··· Given records

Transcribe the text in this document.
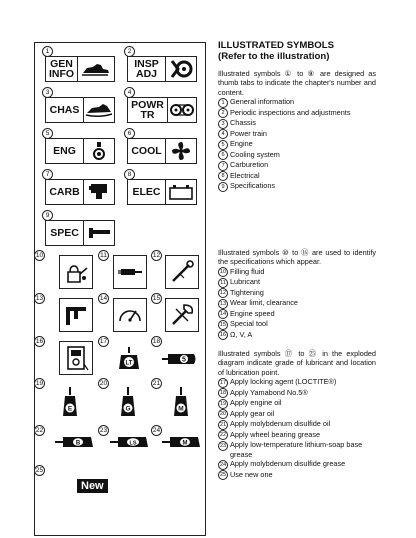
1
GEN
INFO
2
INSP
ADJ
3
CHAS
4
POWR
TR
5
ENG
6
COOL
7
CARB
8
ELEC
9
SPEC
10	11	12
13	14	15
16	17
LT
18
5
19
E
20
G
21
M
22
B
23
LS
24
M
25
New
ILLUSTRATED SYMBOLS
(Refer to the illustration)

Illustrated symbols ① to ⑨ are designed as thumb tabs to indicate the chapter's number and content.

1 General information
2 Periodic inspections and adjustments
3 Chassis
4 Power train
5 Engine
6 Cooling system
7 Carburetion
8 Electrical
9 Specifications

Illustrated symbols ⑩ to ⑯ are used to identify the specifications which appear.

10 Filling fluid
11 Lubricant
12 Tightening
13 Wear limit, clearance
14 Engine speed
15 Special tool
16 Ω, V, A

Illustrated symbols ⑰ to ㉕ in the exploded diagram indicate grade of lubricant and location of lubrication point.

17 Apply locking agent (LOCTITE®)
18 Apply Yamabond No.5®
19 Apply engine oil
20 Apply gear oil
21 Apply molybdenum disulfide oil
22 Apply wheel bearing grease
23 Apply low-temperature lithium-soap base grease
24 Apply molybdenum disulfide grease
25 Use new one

······

▶ _Exercise directions_
Reproduce the entries above exactly. Do not include the images.

▶ _Solution_
Transcribe the text in this document.
1
GEN
INFO
2
INSP
ADJ
3
CHAS
4
POWR
TR
5
ENG
6
COOL
7
CARB
8
ELEC
9
SPEC
10	11	12
13	14	15
16	17
LT
18
5
19
E
20
G
21
M
22
B
23
LS
24
M
25
New
ILLUSTRATED SYMBOLS
(Refer to the illustration)

Illustrated symbols ① to ⑨ are designed as thumb tabs to indicate the chapter's number and content.

1 General information
2 Periodic inspections and adjustments
3 Chassis
4 Power train
5 Engine
6 Cooling system
7 Carburetion
8 Electrical
9 Specifications

Illustrated symbols ⑩ to ⑯ are used to identify the specifications which appear.

10 Filling fluid
11 Lubricant
12 Tightening
13 Wear limit, clearance
14 Engine speed
15 Special tool
16 Ω, V, A

Illustrated symbols ⑰ to ㉕ in the exploded diagram indicate grade of lubricant and location of lubrication point.

17 Apply locking agent (LOCTITE®)
18 Apply Yamabond No.5®
19 Apply engine oil
20 Apply gear oil
21 Apply molybdenum disulfide oil
22 Apply wheel bearing grease
23 Apply low-temperature lithium-soap base grease
24 Apply molybdenum disulfide grease
25 Use new one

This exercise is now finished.